Given instruction> Pull each line holding "realize" out of the entries below.

Data listing>
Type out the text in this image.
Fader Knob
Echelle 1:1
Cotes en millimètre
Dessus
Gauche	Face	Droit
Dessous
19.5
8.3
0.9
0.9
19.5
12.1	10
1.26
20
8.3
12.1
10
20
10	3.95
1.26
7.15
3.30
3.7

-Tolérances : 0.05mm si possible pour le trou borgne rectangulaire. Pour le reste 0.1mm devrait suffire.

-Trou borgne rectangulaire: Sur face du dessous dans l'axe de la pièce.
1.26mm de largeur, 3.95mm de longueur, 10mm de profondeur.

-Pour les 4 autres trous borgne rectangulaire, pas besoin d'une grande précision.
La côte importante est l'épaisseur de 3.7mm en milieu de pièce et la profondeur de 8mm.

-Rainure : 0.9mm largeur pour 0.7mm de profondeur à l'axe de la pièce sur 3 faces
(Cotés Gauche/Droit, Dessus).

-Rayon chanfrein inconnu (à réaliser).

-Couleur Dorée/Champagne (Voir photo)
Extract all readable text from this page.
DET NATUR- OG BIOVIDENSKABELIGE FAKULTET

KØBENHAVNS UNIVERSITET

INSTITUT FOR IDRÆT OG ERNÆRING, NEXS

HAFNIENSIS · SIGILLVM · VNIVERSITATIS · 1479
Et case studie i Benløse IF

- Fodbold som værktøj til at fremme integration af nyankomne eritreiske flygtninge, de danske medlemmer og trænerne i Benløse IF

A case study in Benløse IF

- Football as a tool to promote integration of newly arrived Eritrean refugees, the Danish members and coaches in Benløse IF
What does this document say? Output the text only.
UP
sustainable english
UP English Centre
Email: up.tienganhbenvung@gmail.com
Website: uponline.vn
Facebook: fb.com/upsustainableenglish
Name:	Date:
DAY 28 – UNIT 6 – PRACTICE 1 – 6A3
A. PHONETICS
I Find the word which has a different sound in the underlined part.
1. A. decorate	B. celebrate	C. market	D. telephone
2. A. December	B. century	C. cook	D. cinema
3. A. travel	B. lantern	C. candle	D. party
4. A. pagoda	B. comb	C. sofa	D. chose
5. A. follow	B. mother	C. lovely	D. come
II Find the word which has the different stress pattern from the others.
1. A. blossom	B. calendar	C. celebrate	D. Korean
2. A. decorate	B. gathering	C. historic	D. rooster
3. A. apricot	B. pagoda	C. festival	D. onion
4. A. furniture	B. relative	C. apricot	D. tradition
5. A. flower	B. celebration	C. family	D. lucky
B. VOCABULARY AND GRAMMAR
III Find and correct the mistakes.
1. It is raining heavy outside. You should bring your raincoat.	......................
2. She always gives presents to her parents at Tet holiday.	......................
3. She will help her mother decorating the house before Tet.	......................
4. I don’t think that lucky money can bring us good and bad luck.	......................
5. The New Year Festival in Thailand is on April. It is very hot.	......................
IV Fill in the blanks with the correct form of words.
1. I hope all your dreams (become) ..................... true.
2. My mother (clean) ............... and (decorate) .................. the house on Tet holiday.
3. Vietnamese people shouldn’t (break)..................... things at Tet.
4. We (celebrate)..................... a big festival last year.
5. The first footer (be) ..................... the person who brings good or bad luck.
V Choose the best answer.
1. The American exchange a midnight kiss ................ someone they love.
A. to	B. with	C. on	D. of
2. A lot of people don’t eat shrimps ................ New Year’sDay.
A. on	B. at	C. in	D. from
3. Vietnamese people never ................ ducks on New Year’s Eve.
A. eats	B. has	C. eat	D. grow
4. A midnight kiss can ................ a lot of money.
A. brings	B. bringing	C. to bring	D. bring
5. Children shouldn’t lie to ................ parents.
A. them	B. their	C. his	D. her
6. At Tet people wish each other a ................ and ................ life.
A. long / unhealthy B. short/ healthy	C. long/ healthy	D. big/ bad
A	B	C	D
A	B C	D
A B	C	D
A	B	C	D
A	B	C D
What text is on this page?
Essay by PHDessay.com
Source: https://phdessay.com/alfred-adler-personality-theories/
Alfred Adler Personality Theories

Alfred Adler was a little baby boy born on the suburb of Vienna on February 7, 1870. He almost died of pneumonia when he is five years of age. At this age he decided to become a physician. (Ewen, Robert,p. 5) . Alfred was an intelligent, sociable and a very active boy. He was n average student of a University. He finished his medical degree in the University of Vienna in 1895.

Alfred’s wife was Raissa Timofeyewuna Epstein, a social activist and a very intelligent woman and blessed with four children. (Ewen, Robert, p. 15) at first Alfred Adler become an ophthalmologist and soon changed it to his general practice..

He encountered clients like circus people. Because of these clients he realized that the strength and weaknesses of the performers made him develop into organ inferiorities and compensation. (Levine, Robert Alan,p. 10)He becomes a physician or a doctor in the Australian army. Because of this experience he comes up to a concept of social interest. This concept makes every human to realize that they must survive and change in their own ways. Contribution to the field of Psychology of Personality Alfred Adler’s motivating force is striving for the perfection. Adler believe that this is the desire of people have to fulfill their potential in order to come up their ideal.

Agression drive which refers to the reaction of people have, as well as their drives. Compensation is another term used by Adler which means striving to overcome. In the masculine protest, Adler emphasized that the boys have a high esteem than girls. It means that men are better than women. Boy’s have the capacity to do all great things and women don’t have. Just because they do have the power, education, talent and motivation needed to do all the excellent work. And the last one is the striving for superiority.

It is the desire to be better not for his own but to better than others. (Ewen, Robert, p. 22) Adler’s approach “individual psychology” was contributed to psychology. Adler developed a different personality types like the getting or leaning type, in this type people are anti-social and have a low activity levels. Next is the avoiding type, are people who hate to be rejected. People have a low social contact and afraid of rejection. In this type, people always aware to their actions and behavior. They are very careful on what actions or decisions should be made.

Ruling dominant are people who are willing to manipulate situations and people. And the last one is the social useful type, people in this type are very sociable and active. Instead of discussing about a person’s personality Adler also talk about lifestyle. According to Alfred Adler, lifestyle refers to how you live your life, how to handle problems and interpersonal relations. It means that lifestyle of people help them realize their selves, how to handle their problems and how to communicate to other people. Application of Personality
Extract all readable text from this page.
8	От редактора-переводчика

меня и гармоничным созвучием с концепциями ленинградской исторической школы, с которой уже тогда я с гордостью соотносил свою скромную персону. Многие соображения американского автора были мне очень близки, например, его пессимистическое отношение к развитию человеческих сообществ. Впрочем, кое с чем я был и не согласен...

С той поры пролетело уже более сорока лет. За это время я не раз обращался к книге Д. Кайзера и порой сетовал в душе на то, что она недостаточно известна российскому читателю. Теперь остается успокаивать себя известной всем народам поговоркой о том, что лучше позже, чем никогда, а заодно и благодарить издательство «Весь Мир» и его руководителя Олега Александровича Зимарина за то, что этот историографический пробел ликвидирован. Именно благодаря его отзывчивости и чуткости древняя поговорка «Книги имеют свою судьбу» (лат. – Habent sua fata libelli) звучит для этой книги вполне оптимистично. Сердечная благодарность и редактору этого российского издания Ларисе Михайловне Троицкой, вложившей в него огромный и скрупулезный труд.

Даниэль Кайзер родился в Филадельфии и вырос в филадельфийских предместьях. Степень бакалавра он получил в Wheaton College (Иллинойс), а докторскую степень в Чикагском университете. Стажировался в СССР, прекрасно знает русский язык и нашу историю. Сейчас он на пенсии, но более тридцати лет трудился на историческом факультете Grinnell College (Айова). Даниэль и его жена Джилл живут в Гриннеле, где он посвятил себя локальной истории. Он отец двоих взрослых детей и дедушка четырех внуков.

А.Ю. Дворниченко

Expected answer>
He encountered clients like circus people. Because of these clients he realized that the strength and weaknesses of the performers made him develop into organ inferiorities and compensation. (Levine, Robert Alan,p. 10)He becomes a physician or a doctor in the Australian army. Because of this experience he comes up to a concept of social interest. This concept makes every human to realize that they must survive and change in their own ways. Contribution to the field of Psychology of Personality Alfred Adler’s motivating force is striving for the perfection. Adler believe that this is the desire of people have to fulfill their potential in order to come up their ideal.
Ruling dominant are people who are willing to manipulate situations and people. And the last one is the social useful type, people in this type are very sociable and active. Instead of discussing about a person’s personality Adler also talk about lifestyle. According to Alfred Adler, lifestyle refers to how you live your life, how to handle problems and interpersonal relations. It means that lifestyle of people help them realize their selves, how to handle their problems and how to communicate to other people. Application of Personality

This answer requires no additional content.